Record set:

* * * * * * * * *

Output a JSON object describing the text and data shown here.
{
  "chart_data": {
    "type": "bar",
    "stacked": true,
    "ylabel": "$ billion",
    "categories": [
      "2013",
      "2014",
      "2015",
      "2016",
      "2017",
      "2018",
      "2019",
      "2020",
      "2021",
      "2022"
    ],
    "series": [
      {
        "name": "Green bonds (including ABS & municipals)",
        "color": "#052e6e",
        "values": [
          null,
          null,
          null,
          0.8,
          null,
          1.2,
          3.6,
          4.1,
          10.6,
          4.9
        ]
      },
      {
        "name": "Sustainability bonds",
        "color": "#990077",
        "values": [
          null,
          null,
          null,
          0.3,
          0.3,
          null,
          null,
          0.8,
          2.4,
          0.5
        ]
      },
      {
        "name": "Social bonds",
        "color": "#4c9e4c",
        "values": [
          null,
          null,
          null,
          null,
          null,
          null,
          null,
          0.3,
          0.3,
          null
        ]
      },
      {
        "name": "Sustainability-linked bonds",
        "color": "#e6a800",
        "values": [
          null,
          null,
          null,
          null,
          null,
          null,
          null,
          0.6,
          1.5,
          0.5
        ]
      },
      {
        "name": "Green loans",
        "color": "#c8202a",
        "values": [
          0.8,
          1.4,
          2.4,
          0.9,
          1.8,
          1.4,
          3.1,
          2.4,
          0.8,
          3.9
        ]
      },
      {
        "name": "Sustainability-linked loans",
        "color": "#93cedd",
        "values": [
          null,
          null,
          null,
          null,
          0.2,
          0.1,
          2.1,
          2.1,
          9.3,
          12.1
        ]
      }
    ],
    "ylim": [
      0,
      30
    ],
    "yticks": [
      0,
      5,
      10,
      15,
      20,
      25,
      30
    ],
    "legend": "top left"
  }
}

* * * * * * * * *

What is being asked:
Search the data for the string "color". List each line that has it.

Answer to the problem:
        "color": "#052e6e",
        "color": "#990077",
        "color": "#4c9e4c",
        "color": "#e6a800",
        "color": "#c8202a",
        "color": "#93cedd",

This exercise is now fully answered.